The data:

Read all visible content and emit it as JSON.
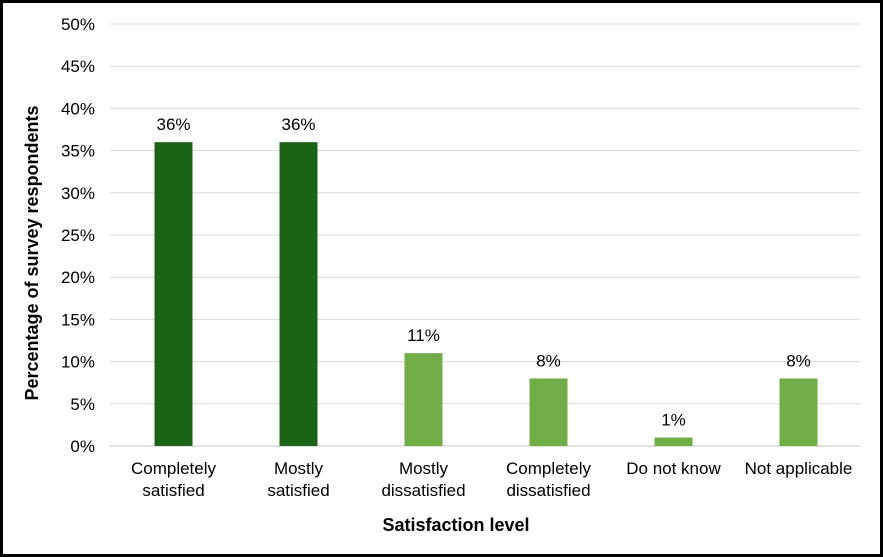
{
  "chart_data": {
    "type": "bar",
    "title": "",
    "xlabel": "Satisfaction level",
    "ylabel": "Percentage of survey respondents",
    "categories": [
      [
        "Completely",
        "satisfied"
      ],
      [
        "Mostly",
        "satisfied"
      ],
      [
        "Mostly",
        "dissatisfied"
      ],
      [
        "Completely",
        "dissatisfied"
      ],
      [
        "Do not know"
      ],
      [
        "Not applicable"
      ]
    ],
    "values": [
      36,
      36,
      11,
      8,
      1,
      8
    ],
    "data_labels": [
      "36%",
      "36%",
      "11%",
      "8%",
      "1%",
      "8%"
    ],
    "bar_colors": [
      "#1C6415",
      "#1C6415",
      "#70AD47",
      "#70AD47",
      "#70AD47",
      "#70AD47"
    ],
    "ylim": [
      0,
      50
    ],
    "yticks": [
      0,
      5,
      10,
      15,
      20,
      25,
      30,
      35,
      40,
      45,
      50
    ],
    "ytick_labels": [
      "0%",
      "5%",
      "10%",
      "15%",
      "20%",
      "25%",
      "30%",
      "35%",
      "40%",
      "45%",
      "50%"
    ],
    "grid": true,
    "legend": "none"
  }
}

To be done:
Repeat the material above in full and exactly, apart from the pictures.

Completed task:
Read all visible content and emit it as JSON.
{
  "chart_data": {
    "type": "bar",
    "title": "",
    "xlabel": "Satisfaction level",
    "ylabel": "Percentage of survey respondents",
    "categories": [
      [
        "Completely",
        "satisfied"
      ],
      [
        "Mostly",
        "satisfied"
      ],
      [
        "Mostly",
        "dissatisfied"
      ],
      [
        "Completely",
        "dissatisfied"
      ],
      [
        "Do not know"
      ],
      [
        "Not applicable"
      ]
    ],
    "values": [
      36,
      36,
      11,
      8,
      1,
      8
    ],
    "data_labels": [
      "36%",
      "36%",
      "11%",
      "8%",
      "1%",
      "8%"
    ],
    "bar_colors": [
      "#1C6415",
      "#1C6415",
      "#70AD47",
      "#70AD47",
      "#70AD47",
      "#70AD47"
    ],
    "ylim": [
      0,
      50
    ],
    "yticks": [
      0,
      5,
      10,
      15,
      20,
      25,
      30,
      35,
      40,
      45,
      50
    ],
    "ytick_labels": [
      "0%",
      "5%",
      "10%",
      "15%",
      "20%",
      "25%",
      "30%",
      "35%",
      "40%",
      "45%",
      "50%"
    ],
    "grid": true,
    "legend": "none"
  }
}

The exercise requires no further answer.